SOURCE DATA:
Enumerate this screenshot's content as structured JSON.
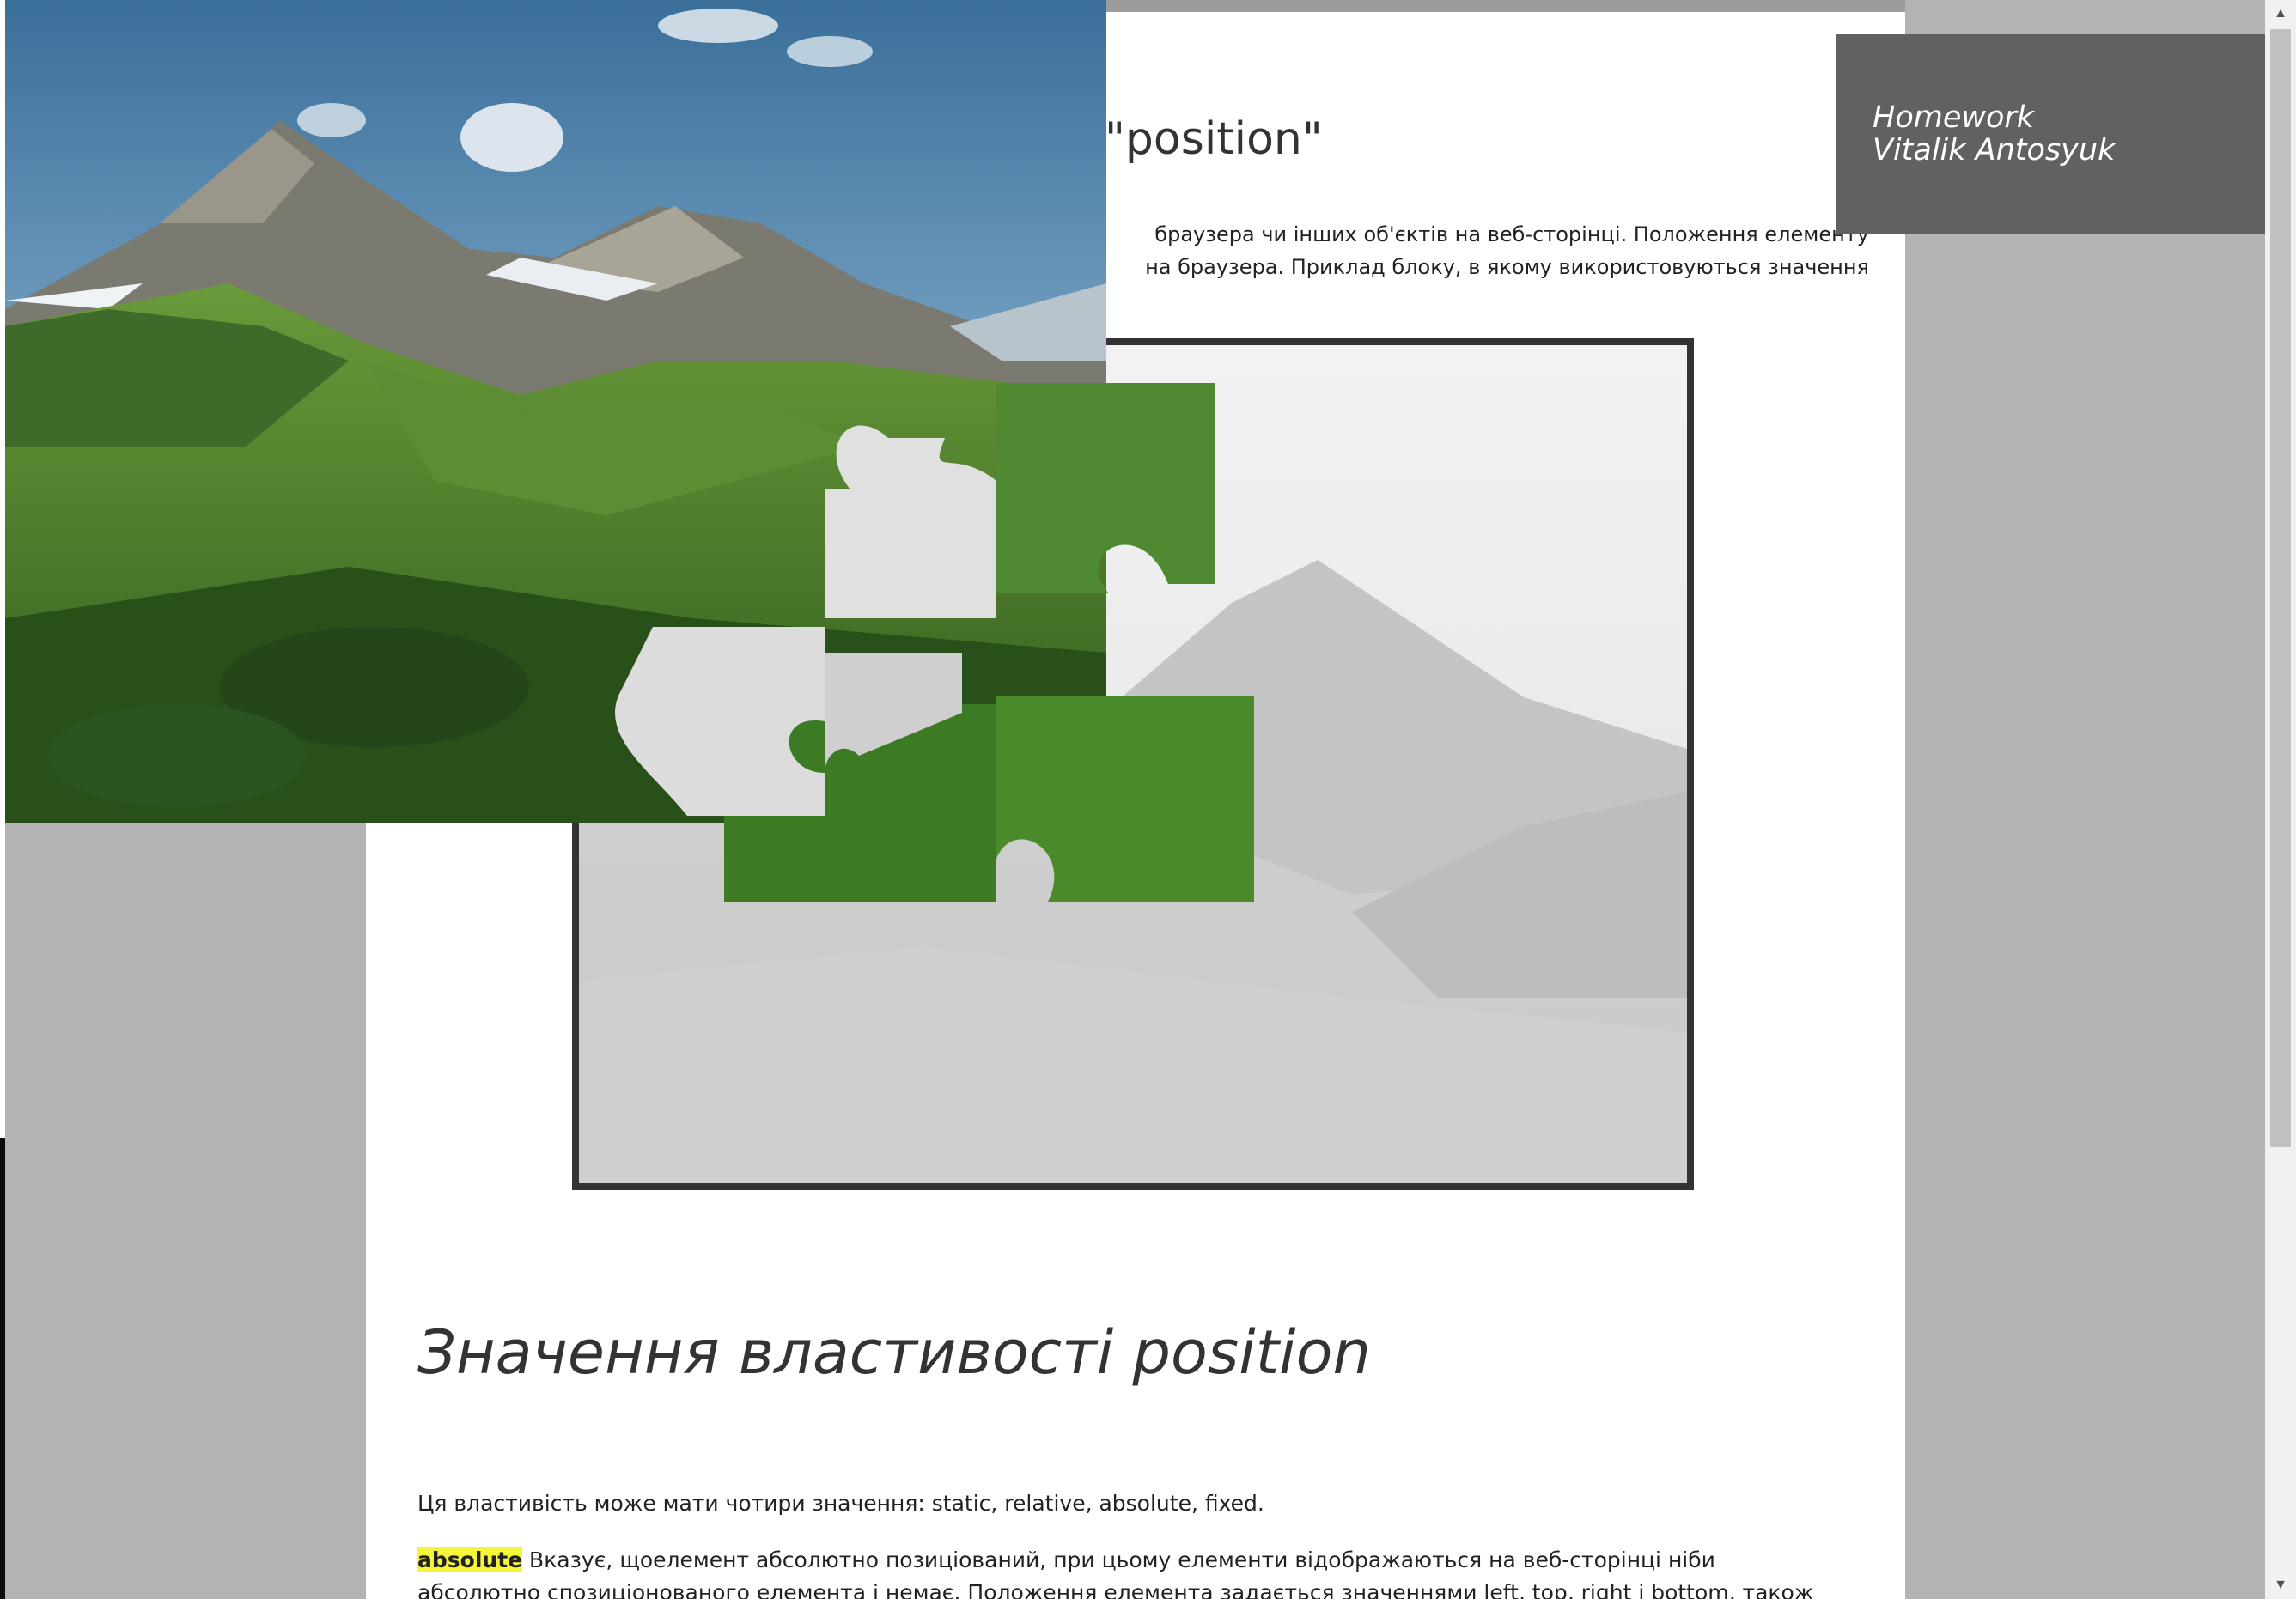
{
  "header": {
    "title_fragment": "\"position\""
  },
  "intro": {
    "line1": "браузера чи інших об'єктів на веб-сторінці. Положення елементу",
    "line2": "на браузера. Приклад блоку, в якому використовуються значення"
  },
  "section": {
    "heading": "Значення властивості position",
    "values_text": "Ця властивість може мати чотири значення: static, relative, absolute, fixed.",
    "absolute_label": "absolute",
    "absolute_text": " Вказує, щоелемент абсолютно позиціований, при цьому елементи відображаються на веб-сторінці ніби абсолютно спозиціонованого елемента і немає. Положення елемента задається значеннями left, top, right і bottom, також на положення"
  },
  "badge": {
    "line1": "Homework",
    "line2": "Vitalik Antosyuk"
  },
  "scrollbar": {
    "up_icon": "▲",
    "down_icon": "▼"
  },
  "colors": {
    "page_bg": "#b3b3b3",
    "content_bg": "#ffffff",
    "badge_bg": "#616161",
    "highlight": "#f5f53a",
    "frame_border": "#333333"
  },
  "icons": [
    "scroll-up-arrow-icon",
    "scroll-down-arrow-icon"
  ]
}
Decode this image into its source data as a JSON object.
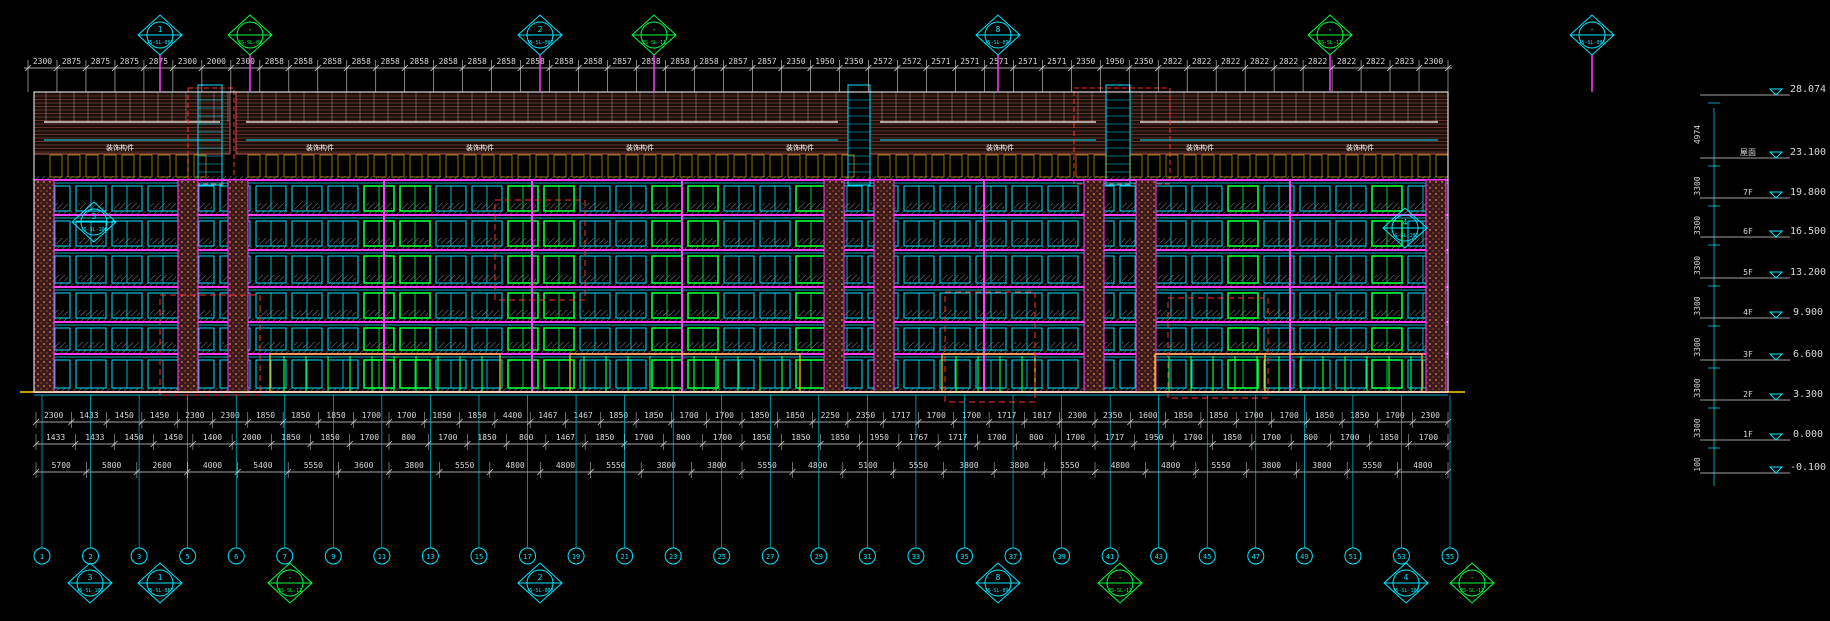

CHALLENGE: Each line above that holds the string "браузера" should be copied and shown.

WRITTEN SOLUTION:
    "line1": "браузера чи інших об'єктів на веб-сторінці. Положення елементу",
    "line2": "на браузера. Приклад блоку, в якому використовуються значення"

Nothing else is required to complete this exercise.